* **Collected data**:
◇ ◇ ◇ ◇
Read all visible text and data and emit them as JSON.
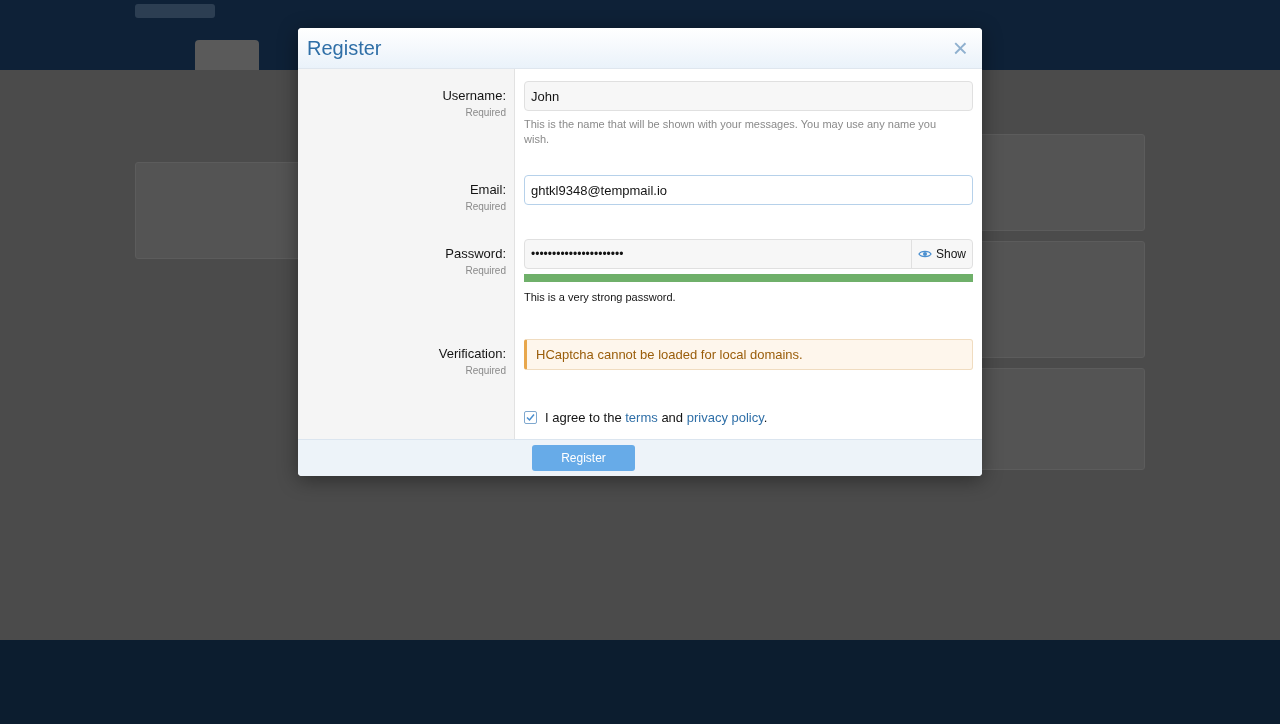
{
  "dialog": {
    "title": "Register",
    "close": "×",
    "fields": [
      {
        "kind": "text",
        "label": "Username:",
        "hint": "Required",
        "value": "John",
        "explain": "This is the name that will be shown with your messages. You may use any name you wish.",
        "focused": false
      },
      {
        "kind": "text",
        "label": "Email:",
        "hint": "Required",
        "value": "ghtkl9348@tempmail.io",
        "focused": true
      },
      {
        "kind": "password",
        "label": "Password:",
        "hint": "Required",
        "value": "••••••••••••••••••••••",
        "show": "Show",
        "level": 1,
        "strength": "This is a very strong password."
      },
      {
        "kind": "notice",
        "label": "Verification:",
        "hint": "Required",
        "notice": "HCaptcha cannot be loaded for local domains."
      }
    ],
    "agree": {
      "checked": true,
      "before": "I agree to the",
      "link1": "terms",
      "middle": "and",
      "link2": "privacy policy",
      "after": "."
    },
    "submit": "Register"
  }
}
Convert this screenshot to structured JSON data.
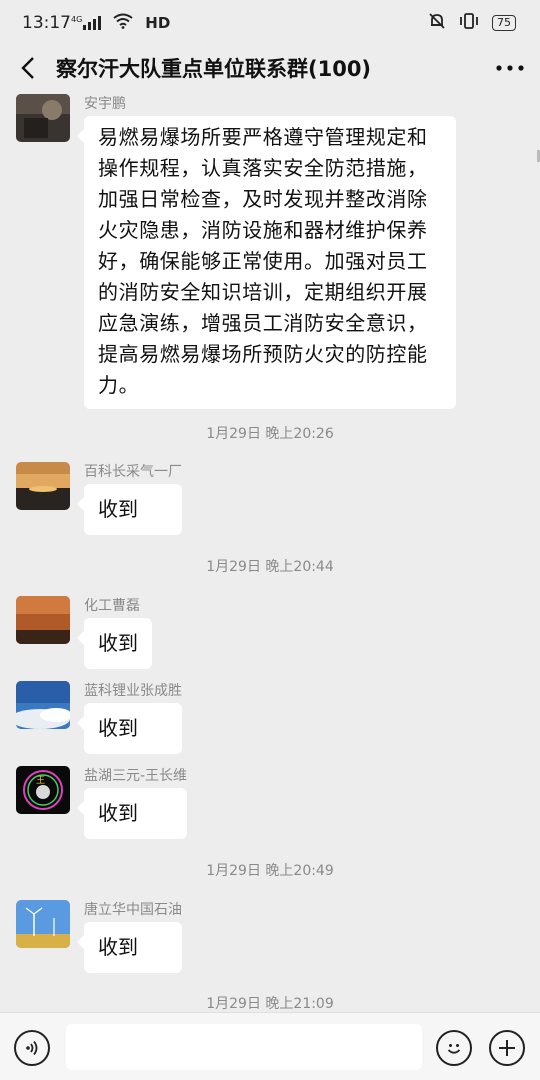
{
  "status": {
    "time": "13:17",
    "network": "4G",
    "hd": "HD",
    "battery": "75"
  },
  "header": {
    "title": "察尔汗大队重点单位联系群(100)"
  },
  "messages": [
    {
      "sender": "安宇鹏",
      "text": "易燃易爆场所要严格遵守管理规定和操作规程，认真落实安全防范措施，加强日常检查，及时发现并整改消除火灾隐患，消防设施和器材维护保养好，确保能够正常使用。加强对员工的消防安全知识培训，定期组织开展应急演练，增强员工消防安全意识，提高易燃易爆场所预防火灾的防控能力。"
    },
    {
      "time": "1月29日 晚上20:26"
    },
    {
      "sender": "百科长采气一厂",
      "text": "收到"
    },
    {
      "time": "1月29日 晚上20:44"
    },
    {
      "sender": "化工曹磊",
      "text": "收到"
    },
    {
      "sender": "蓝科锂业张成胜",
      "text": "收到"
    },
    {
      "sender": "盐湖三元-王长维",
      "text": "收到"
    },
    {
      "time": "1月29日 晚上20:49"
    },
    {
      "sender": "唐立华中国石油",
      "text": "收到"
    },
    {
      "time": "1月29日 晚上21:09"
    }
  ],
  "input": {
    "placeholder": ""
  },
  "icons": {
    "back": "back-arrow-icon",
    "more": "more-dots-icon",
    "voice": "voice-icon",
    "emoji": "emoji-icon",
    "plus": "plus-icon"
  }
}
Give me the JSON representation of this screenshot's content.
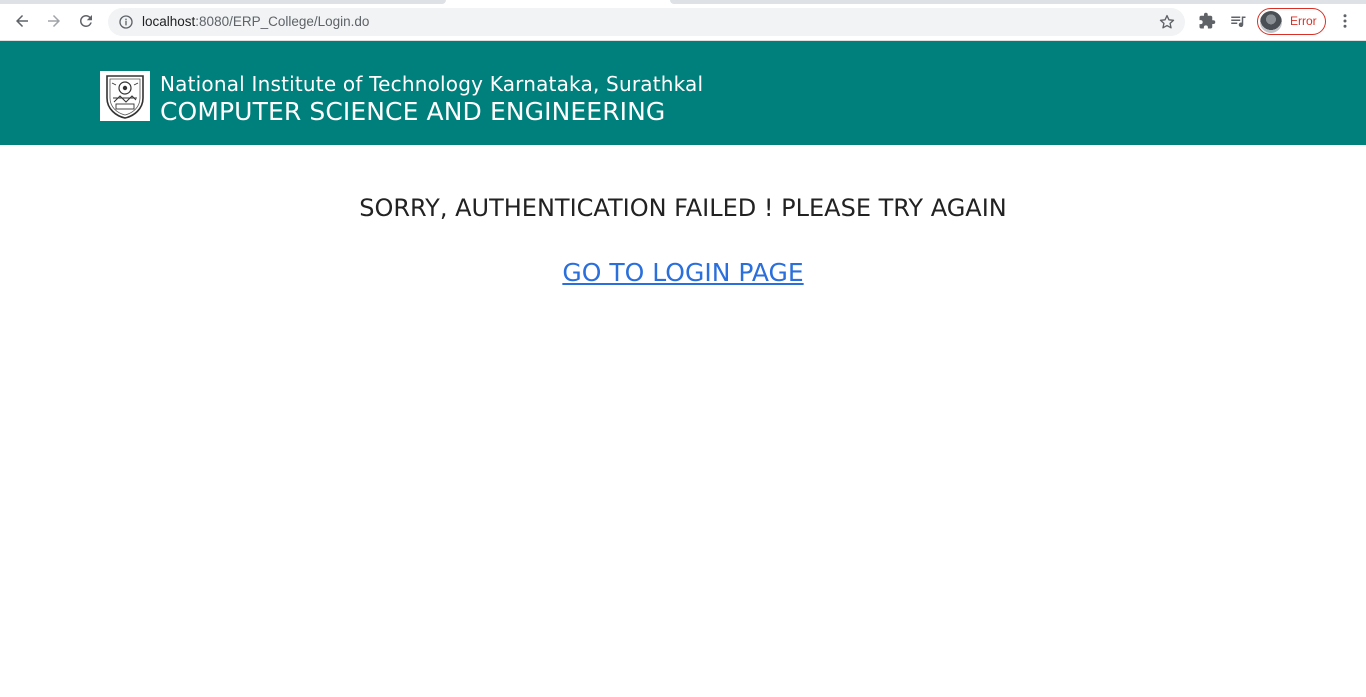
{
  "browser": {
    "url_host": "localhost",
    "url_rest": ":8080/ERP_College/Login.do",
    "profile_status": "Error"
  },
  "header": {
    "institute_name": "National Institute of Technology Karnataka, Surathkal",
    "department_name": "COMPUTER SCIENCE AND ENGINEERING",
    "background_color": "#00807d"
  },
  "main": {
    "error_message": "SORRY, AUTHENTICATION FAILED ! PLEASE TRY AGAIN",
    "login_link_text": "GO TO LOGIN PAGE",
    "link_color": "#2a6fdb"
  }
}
◇ ◇ ◇ ◇
* **Problem to solve**:
Where a line above includes "screenshot", copy that line.

* **Written answer**:
Convert this screenshot to structured JSON data.
Give me the JSON representation of this screenshot's content.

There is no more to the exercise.